## Short problem:
Pick out each line in these entries that contains the string "signal".

** Start of Dataset excerpts **

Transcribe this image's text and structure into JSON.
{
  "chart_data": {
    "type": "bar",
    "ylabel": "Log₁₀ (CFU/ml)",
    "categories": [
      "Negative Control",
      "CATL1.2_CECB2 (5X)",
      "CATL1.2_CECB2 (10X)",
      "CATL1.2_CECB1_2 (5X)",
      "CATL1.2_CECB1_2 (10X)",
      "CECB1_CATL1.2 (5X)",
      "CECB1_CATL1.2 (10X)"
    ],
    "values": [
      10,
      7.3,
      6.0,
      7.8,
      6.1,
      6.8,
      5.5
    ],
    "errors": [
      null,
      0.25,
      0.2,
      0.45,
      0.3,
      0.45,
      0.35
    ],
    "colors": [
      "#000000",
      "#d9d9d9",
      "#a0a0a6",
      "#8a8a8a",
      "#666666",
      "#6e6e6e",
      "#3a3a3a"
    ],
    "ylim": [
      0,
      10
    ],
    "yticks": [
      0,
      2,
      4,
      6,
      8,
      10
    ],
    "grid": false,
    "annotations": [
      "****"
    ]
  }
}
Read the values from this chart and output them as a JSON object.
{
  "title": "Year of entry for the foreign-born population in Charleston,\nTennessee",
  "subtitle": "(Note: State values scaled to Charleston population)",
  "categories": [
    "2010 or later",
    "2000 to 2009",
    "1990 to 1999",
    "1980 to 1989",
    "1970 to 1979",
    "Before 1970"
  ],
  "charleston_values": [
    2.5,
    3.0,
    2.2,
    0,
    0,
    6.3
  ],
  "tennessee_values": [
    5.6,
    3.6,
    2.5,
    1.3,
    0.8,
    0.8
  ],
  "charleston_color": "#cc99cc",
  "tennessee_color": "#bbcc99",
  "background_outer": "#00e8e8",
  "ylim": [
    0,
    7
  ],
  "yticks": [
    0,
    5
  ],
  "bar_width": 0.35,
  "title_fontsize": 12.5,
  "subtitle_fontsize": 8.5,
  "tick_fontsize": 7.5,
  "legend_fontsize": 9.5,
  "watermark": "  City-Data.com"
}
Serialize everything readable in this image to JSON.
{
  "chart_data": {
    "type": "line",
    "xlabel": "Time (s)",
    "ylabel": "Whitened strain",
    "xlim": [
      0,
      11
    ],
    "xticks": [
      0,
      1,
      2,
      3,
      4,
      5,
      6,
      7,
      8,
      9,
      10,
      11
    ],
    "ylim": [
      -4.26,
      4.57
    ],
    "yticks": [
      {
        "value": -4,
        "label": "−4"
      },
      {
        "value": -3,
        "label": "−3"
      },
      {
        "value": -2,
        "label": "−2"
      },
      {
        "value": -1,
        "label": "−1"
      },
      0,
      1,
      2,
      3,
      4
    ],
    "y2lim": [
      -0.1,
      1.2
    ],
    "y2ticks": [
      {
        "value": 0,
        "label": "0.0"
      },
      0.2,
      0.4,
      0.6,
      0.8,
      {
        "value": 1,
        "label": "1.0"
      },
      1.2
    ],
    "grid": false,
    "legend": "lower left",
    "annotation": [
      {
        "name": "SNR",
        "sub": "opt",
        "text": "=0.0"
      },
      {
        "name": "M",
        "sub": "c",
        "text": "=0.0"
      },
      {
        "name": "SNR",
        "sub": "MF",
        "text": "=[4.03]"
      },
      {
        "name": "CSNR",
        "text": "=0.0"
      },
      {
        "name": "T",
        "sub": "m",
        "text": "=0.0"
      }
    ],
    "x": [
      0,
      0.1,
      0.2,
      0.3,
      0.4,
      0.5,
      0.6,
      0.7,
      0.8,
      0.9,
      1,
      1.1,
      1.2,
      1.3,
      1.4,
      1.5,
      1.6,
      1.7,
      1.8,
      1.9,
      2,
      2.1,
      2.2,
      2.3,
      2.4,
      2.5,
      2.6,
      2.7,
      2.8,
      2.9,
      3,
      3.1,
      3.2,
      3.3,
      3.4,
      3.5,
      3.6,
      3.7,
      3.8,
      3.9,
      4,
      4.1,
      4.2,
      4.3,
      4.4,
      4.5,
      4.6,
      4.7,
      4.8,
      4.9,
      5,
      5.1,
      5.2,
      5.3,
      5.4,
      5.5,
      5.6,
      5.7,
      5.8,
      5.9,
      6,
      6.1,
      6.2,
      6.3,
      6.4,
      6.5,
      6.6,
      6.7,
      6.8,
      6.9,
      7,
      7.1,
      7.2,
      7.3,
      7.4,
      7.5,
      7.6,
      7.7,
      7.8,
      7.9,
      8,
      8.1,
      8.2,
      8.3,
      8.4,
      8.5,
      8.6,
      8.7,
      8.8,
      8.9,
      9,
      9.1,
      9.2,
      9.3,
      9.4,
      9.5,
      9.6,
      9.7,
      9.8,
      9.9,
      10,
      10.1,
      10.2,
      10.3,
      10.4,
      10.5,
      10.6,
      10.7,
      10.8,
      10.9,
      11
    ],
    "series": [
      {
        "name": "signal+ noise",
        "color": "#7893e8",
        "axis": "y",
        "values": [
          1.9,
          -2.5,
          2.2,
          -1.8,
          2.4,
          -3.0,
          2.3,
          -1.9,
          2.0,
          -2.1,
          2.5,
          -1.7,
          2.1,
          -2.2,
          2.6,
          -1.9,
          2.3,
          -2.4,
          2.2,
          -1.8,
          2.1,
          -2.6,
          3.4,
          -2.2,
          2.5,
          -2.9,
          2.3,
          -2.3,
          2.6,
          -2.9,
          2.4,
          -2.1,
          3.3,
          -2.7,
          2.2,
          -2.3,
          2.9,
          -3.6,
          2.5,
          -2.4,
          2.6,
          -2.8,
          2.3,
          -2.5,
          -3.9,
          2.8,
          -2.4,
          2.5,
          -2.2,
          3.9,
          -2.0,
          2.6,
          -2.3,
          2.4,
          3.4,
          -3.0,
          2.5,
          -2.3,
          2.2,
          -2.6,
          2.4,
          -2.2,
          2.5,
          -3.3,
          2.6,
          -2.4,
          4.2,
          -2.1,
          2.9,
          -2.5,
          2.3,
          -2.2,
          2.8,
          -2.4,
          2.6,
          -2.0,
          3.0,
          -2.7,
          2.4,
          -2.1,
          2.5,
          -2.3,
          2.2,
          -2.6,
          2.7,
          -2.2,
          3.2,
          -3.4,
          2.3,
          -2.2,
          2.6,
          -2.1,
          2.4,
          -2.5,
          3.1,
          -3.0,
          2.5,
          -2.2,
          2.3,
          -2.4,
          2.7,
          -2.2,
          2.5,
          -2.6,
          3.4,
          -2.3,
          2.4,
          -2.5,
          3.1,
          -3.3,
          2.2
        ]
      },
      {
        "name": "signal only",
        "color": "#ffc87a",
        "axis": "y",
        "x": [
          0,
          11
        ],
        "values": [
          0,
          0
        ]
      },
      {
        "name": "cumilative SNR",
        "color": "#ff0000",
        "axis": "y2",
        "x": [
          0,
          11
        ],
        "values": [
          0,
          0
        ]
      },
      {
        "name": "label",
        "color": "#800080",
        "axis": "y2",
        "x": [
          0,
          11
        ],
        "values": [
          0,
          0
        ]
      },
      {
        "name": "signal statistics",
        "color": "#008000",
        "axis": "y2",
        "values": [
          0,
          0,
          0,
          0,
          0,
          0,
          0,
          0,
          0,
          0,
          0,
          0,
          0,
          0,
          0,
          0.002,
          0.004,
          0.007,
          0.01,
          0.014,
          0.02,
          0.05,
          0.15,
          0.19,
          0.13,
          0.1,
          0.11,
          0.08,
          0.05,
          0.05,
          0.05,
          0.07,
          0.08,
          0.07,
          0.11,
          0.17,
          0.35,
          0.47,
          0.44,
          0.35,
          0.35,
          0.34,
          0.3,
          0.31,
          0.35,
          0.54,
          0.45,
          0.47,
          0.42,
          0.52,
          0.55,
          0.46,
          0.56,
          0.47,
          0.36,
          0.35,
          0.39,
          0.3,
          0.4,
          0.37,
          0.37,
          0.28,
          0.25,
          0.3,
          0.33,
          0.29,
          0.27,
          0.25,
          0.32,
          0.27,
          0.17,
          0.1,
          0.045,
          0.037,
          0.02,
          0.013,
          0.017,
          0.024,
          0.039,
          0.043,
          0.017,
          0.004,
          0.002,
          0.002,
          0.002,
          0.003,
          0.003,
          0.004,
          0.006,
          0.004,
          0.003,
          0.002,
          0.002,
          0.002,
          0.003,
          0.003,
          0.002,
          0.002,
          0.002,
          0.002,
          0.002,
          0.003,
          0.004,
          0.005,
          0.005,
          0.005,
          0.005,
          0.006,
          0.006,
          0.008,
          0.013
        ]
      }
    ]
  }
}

** End of Dataset excerpts **

## Written solution:
        "name": "signal+ noise",
        "name": "signal only",
        "name": "signal statistics",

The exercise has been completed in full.